# [THE PROBLEM]
Update the stretch of the snowmobile accident text from "One beautiful winter" through "Archery Trade Association." by putting "January" wherever "February" appears, and give that stretch again.

# [DOCUMENT EXTRACT]
--------

One beautiful winter day in February 2013, Jered Chinnock's life changed in an instant. Jered, an avid outdoorsman, was snowmobiling with friends and family when he was thrown from his machine and hit by another snowmobile. The accident left the active, independent young man with several broken ribs, a punctured lung and, most significantly, three spinal fractures. That particular injury damaged Jered's spinal cord, leaving him unable to move anything below the middle of his torso. "I didn't think I'd walk again," he recently told the Archery Trade Association.
But that changed earlier this year, when Jered became the first patient at Mayo Clinic to benefit from an ambitious research project. The goal of the initiative was to find out whether intense physical therapy, combined with electrical stimulation on the spinal cord, can help paralyzed patients regain the ability to move. Jered's goal, among other things, was to get back to the things he loved. That’s among the goals of Mayo Clinic researchers as well.
“People with spinal cord injury are interested in more than just walking,” Kristin Zhao, Ph.D., tells the Minneapolis Star-Tribune. Dr. Zhao, co-principal investigator and director of Mayo Clinic’s Assistive and Restorative Technology Laboratory, adds that she and her colleagues want to help their patients recover “any function that’s important to them.”

--------

(Stored data entries)

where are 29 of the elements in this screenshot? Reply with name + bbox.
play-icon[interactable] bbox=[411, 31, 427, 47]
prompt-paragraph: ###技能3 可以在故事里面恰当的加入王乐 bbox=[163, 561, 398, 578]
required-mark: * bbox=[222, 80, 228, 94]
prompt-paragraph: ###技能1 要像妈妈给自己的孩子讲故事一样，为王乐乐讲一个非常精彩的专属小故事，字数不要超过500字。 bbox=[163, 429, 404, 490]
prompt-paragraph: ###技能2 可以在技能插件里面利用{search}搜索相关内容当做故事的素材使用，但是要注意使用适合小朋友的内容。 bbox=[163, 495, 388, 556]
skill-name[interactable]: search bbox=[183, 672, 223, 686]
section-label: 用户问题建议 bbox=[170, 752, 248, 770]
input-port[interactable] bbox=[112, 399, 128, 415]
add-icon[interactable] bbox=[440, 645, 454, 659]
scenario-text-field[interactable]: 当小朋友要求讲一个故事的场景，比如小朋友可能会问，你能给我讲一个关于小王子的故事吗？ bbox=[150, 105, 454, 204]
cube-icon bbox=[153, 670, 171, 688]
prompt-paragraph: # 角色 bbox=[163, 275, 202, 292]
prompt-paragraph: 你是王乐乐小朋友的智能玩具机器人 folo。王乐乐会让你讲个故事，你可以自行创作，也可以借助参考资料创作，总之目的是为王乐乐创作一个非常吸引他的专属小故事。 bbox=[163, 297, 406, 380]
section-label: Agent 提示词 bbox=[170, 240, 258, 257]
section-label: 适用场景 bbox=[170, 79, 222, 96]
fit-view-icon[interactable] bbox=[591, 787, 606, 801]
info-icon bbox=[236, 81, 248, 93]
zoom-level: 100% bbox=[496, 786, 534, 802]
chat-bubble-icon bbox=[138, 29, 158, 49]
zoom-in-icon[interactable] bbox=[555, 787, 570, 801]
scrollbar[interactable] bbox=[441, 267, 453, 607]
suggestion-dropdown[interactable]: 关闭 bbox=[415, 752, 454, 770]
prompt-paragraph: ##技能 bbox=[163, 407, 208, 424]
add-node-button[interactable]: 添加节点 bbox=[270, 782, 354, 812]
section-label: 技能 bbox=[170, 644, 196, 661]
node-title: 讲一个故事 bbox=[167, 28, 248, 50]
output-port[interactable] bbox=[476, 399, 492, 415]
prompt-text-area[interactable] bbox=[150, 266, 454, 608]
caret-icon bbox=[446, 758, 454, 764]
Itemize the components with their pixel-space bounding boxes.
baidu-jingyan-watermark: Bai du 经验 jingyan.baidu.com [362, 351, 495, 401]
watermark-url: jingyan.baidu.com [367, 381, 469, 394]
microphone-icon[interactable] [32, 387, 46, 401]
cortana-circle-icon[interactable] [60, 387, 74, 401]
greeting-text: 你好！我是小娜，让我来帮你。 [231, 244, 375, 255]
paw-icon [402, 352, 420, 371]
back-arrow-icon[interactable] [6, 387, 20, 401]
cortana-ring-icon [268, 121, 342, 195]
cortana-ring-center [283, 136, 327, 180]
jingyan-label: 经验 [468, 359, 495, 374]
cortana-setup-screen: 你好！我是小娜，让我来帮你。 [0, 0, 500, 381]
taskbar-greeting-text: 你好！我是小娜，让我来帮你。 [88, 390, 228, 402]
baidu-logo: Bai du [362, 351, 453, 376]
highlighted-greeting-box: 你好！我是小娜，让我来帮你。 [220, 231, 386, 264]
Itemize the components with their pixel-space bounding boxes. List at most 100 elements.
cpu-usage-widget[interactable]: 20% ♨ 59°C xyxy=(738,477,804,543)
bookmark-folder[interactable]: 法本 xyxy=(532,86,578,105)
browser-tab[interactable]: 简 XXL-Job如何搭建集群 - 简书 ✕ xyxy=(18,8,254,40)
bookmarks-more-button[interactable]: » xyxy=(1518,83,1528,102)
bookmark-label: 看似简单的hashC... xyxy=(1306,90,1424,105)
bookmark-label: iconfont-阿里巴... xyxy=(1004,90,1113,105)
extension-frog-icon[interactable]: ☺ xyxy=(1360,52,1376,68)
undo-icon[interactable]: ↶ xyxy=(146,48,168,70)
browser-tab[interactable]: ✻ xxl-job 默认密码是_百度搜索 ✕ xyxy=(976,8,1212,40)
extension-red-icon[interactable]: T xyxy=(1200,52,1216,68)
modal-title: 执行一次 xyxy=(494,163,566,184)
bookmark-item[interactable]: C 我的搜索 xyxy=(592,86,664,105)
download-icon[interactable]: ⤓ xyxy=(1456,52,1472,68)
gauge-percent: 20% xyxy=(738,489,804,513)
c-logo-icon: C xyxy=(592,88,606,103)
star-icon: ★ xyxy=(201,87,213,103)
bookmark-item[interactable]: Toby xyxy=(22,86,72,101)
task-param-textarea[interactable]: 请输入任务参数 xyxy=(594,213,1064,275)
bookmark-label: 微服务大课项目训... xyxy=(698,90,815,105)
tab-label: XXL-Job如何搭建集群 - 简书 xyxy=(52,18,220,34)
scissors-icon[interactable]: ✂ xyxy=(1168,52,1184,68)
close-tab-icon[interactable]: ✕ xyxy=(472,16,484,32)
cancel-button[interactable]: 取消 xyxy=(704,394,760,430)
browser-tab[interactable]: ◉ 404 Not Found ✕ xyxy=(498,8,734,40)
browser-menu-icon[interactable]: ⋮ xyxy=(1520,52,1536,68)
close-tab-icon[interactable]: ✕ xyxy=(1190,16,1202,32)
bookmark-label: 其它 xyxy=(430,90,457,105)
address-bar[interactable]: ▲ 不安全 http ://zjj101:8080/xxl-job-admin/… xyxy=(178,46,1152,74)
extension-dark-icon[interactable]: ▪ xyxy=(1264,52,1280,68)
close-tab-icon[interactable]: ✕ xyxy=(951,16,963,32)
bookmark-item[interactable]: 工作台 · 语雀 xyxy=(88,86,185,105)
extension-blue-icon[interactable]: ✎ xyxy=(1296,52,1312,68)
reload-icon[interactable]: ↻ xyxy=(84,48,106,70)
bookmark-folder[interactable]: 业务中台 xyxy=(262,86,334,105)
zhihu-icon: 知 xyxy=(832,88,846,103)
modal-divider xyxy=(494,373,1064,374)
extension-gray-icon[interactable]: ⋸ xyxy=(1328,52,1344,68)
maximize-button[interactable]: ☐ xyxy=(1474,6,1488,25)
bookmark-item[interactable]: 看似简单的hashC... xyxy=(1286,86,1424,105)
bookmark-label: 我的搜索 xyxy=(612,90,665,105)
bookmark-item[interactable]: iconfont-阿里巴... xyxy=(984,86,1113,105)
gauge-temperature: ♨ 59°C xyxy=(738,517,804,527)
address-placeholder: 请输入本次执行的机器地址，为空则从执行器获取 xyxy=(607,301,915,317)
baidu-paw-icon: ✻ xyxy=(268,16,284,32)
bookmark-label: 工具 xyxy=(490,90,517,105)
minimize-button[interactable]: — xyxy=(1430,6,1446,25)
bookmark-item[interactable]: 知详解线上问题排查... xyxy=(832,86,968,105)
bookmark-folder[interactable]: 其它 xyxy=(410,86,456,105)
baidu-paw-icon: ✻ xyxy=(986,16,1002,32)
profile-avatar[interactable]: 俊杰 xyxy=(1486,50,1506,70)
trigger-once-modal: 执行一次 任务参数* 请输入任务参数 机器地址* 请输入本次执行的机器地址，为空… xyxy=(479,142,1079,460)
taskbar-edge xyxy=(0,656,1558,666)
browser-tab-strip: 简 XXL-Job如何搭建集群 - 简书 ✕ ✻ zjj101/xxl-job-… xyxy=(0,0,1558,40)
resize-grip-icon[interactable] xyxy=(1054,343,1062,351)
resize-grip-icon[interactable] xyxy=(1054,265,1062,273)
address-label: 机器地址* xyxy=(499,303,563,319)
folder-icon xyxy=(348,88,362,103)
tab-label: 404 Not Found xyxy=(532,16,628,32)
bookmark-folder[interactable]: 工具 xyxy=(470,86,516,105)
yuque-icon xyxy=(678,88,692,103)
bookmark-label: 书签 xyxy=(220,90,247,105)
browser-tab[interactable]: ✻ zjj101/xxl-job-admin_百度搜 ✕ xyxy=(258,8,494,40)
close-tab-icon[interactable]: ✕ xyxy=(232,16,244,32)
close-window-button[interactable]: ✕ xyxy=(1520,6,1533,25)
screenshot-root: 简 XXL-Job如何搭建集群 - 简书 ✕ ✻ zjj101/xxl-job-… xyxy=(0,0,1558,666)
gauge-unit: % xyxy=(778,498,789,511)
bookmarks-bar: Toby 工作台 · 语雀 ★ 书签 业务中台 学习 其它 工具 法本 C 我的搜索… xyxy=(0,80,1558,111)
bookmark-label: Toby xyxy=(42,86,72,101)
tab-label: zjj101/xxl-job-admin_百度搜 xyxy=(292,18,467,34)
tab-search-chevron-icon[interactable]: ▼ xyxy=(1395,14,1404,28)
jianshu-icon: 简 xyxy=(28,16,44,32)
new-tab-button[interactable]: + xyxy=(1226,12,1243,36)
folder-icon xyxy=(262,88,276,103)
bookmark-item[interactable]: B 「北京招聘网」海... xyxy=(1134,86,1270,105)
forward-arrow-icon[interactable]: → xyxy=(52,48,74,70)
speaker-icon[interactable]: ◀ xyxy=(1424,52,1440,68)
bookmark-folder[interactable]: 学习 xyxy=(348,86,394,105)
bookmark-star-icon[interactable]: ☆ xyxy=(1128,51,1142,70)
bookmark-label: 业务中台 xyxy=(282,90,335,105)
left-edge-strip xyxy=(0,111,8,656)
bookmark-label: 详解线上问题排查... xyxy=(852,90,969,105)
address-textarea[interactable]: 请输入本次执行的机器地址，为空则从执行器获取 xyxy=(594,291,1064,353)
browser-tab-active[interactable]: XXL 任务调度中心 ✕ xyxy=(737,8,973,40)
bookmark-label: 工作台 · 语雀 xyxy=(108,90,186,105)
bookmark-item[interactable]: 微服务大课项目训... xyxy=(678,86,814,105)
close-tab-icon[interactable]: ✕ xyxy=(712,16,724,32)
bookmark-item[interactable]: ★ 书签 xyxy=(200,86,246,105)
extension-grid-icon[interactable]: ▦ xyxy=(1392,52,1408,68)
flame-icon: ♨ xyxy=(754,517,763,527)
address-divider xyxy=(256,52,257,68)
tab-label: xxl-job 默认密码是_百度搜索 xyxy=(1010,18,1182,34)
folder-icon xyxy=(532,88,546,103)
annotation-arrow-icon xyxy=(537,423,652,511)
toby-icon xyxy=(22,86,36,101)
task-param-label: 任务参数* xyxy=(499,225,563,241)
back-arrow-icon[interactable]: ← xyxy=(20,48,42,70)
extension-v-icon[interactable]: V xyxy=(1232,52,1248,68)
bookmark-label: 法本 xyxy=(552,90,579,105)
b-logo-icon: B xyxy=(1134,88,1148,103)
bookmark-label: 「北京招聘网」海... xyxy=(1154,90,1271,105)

--------

# [ANSWER TO THIS TASK]
One beautiful winter day in January 2013, Jered Chinnock's life changed in an instant. Jered, an avid outdoorsman, was snowmobiling with friends and family when he was thrown from his machine and hit by another snowmobile. The accident left the active, independent young man with several broken ribs, a punctured lung and, most significantly, three spinal fractures. That particular injury damaged Jered's spinal cord, leaving him unable to move anything below the middle of his torso. "I didn't think I'd walk again," he recently told the Archery Trade Association.